[Data taken from a collection]
(begin)
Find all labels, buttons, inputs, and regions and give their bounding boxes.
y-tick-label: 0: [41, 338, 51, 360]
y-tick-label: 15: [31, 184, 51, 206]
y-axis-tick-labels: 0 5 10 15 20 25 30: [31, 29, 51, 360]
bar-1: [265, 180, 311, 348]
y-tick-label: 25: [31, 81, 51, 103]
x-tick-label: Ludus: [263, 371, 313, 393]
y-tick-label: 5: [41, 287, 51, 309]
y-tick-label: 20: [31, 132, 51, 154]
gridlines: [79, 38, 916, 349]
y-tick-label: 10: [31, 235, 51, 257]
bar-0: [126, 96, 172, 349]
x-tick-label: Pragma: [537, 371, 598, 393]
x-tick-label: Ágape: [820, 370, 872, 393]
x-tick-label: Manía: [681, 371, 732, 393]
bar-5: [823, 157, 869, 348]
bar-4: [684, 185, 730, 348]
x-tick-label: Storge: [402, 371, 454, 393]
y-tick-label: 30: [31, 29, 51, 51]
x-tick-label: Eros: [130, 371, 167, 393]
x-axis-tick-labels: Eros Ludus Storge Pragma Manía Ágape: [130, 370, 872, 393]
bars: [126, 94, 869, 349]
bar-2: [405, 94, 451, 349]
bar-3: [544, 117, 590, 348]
(end)
Please express every line of the listing above as a JSON list of strings, one string per line, leaving out blank lines.

__Response to the exercise__
[
  "Find all labels, buttons, inputs, and regions and give their bounding boxes.",
  "y-tick-label: 0: [41, 338, 51, 360]",
  "y-tick-label: 15: [31, 184, 51, 206]",
  "y-axis-tick-labels: 0 5 10 15 20 25 30: [31, 29, 51, 360]",
  "bar-1: [265, 180, 311, 348]",
  "y-tick-label: 25: [31, 81, 51, 103]",
  "x-tick-label: Ludus: [263, 371, 313, 393]",
  "y-tick-label: 5: [41, 287, 51, 309]",
  "y-tick-label: 20: [31, 132, 51, 154]",
  "gridlines: [79, 38, 916, 349]",
  "y-tick-label: 10: [31, 235, 51, 257]",
  "bar-0: [126, 96, 172, 349]",
  "x-tick-label: Pragma: [537, 371, 598, 393]",
  "x-tick-label: Ágape: [820, 370, 872, 393]",
  "x-tick-label: Manía: [681, 371, 732, 393]",
  "bar-5: [823, 157, 869, 348]",
  "bar-4: [684, 185, 730, 348]",
  "x-tick-label: Storge: [402, 371, 454, 393]",
  "y-tick-label: 30: [31, 29, 51, 51]",
  "x-tick-label: Eros: [130, 371, 167, 393]",
  "x-axis-tick-labels: Eros Ludus Storge Pragma Manía Ágape: [130, 370, 872, 393]",
  "bars: [126, 94, 869, 349]",
  "bar-2: [405, 94, 451, 349]",
  "bar-3: [544, 117, 590, 348]"
]